-- begin Records supplied --
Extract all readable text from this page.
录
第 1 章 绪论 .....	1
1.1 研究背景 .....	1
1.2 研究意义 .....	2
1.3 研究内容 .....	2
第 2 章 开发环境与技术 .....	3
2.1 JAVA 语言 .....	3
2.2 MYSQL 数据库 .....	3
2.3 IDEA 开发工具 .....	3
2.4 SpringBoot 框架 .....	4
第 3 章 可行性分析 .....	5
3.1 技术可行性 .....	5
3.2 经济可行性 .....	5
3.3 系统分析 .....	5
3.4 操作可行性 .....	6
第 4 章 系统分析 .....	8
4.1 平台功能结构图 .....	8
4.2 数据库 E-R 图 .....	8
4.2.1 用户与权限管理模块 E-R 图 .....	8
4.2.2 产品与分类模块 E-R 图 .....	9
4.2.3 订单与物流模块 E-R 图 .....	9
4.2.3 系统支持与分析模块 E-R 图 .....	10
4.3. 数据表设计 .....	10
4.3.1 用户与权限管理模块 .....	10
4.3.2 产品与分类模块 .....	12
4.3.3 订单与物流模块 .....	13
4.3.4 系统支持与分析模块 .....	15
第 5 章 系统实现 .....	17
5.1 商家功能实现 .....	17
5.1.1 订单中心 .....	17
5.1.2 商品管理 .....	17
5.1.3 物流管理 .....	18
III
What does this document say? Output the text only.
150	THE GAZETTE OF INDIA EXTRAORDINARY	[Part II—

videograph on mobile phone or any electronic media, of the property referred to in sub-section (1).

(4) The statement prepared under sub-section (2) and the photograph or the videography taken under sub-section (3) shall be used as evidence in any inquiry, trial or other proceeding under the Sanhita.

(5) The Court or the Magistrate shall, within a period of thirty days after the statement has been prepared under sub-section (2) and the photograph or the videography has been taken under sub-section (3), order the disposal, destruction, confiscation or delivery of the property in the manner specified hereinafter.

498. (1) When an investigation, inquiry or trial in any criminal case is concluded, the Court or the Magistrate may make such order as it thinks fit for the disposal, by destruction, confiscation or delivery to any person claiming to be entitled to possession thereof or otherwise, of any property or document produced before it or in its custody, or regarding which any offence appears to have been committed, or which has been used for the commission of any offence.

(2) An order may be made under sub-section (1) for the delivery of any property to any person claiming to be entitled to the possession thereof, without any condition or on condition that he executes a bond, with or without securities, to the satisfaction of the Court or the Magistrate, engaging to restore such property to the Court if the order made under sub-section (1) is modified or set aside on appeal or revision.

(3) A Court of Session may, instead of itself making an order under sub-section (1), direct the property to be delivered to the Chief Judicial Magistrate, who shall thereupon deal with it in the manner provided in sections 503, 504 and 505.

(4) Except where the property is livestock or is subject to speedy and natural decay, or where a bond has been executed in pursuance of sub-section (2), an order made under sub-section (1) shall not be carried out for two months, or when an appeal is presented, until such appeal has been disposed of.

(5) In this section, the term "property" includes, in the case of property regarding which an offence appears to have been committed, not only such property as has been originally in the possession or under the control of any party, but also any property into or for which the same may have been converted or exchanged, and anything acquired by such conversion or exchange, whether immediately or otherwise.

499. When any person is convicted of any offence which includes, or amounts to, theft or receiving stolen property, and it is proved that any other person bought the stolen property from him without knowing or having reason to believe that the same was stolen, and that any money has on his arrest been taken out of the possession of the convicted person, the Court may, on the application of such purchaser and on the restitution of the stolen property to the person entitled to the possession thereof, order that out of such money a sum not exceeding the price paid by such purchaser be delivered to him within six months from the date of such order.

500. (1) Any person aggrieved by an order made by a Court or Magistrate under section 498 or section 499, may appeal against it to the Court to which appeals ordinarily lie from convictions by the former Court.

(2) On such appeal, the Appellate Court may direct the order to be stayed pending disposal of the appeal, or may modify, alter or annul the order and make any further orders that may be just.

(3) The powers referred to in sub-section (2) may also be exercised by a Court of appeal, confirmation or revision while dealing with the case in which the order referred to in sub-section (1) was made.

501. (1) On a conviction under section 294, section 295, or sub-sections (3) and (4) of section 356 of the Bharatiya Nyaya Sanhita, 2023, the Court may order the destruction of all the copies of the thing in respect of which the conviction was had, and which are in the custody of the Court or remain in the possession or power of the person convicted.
-- end Records supplied --
▸ **Task to complete**
Write out every entry above, word for word.

▸ **Task solution**
Extract all readable text from this page.
录
第 1 章 绪论 .....	1
1.1 研究背景 .....	1
1.2 研究意义 .....	2
1.3 研究内容 .....	2
第 2 章 开发环境与技术 .....	3
2.1 JAVA 语言 .....	3
2.2 MYSQL 数据库 .....	3
2.3 IDEA 开发工具 .....	3
2.4 SpringBoot 框架 .....	4
第 3 章 可行性分析 .....	5
3.1 技术可行性 .....	5
3.2 经济可行性 .....	5
3.3 系统分析 .....	5
3.4 操作可行性 .....	6
第 4 章 系统分析 .....	8
4.1 平台功能结构图 .....	8
4.2 数据库 E-R 图 .....	8
4.2.1 用户与权限管理模块 E-R 图 .....	8
4.2.2 产品与分类模块 E-R 图 .....	9
4.2.3 订单与物流模块 E-R 图 .....	9
4.2.3 系统支持与分析模块 E-R 图 .....	10
4.3. 数据表设计 .....	10
4.3.1 用户与权限管理模块 .....	10
4.3.2 产品与分类模块 .....	12
4.3.3 订单与物流模块 .....	13
4.3.4 系统支持与分析模块 .....	15
第 5 章 系统实现 .....	17
5.1 商家功能实现 .....	17
5.1.1 订单中心 .....	17
5.1.2 商品管理 .....	17
5.1.3 物流管理 .....	18
III
What does this document say? Output the text only.
150	THE GAZETTE OF INDIA EXTRAORDINARY	[Part II—

videograph on mobile phone or any electronic media, of the property referred to in sub-section (1).

(4) The statement prepared under sub-section (2) and the photograph or the videography taken under sub-section (3) shall be used as evidence in any inquiry, trial or other proceeding under the Sanhita.

(5) The Court or the Magistrate shall, within a period of thirty days after the statement has been prepared under sub-section (2) and the photograph or the videography has been taken under sub-section (3), order the disposal, destruction, confiscation or delivery of the property in the manner specified hereinafter.

498. (1) When an investigation, inquiry or trial in any criminal case is concluded, the Court or the Magistrate may make such order as it thinks fit for the disposal, by destruction, confiscation or delivery to any person claiming to be entitled to possession thereof or otherwise, of any property or document produced before it or in its custody, or regarding which any offence appears to have been committed, or which has been used for the commission of any offence.

(2) An order may be made under sub-section (1) for the delivery of any property to any person claiming to be entitled to the possession thereof, without any condition or on condition that he executes a bond, with or without securities, to the satisfaction of the Court or the Magistrate, engaging to restore such property to the Court if the order made under sub-section (1) is modified or set aside on appeal or revision.

(3) A Court of Session may, instead of itself making an order under sub-section (1), direct the property to be delivered to the Chief Judicial Magistrate, who shall thereupon deal with it in the manner provided in sections 503, 504 and 505.

(4) Except where the property is livestock or is subject to speedy and natural decay, or where a bond has been executed in pursuance of sub-section (2), an order made under sub-section (1) shall not be carried out for two months, or when an appeal is presented, until such appeal has been disposed of.

(5) In this section, the term "property" includes, in the case of property regarding which an offence appears to have been committed, not only such property as has been originally in the possession or under the control of any party, but also any property into or for which the same may have been converted or exchanged, and anything acquired by such conversion or exchange, whether immediately or otherwise.

499. When any person is convicted of any offence which includes, or amounts to, theft or receiving stolen property, and it is proved that any other person bought the stolen property from him without knowing or having reason to believe that the same was stolen, and that any money has on his arrest been taken out of the possession of the convicted person, the Court may, on the application of such purchaser and on the restitution of the stolen property to the person entitled to the possession thereof, order that out of such money a sum not exceeding the price paid by such purchaser be delivered to him within six months from the date of such order.

500. (1) Any person aggrieved by an order made by a Court or Magistrate under section 498 or section 499, may appeal against it to the Court to which appeals ordinarily lie from convictions by the former Court.

(2) On such appeal, the Appellate Court may direct the order to be stayed pending disposal of the appeal, or may modify, alter or annul the order and make any further orders that may be just.

(3) The powers referred to in sub-section (2) may also be exercised by a Court of appeal, confirmation or revision while dealing with the case in which the order referred to in sub-section (1) was made.

501. (1) On a conviction under section 294, section 295, or sub-sections (3) and (4) of section 356 of the Bharatiya Nyaya Sanhita, 2023, the Court may order the destruction of all the copies of the thing in respect of which the conviction was had, and which are in the custody of the Court or remain in the possession or power of the person convicted.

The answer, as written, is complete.